RECORDED INFORMATION ::
+ + + + + + +

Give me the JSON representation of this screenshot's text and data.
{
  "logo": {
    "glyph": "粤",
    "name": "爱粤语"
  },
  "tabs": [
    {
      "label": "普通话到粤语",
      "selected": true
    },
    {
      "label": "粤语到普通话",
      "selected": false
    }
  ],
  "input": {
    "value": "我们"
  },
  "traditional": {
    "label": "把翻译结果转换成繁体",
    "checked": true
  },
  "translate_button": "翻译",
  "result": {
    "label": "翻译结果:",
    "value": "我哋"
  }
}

+ + + + + + +

Restate the data above word for word.

Give me the JSON representation of this screenshot's text and data.
{
  "logo": {
    "glyph": "粤",
    "name": "爱粤语"
  },
  "tabs": [
    {
      "label": "普通话到粤语",
      "selected": true
    },
    {
      "label": "粤语到普通话",
      "selected": false
    }
  ],
  "input": {
    "value": "我们"
  },
  "traditional": {
    "label": "把翻译结果转换成繁体",
    "checked": true
  },
  "translate_button": "翻译",
  "result": {
    "label": "翻译结果:",
    "value": "我哋"
  }
}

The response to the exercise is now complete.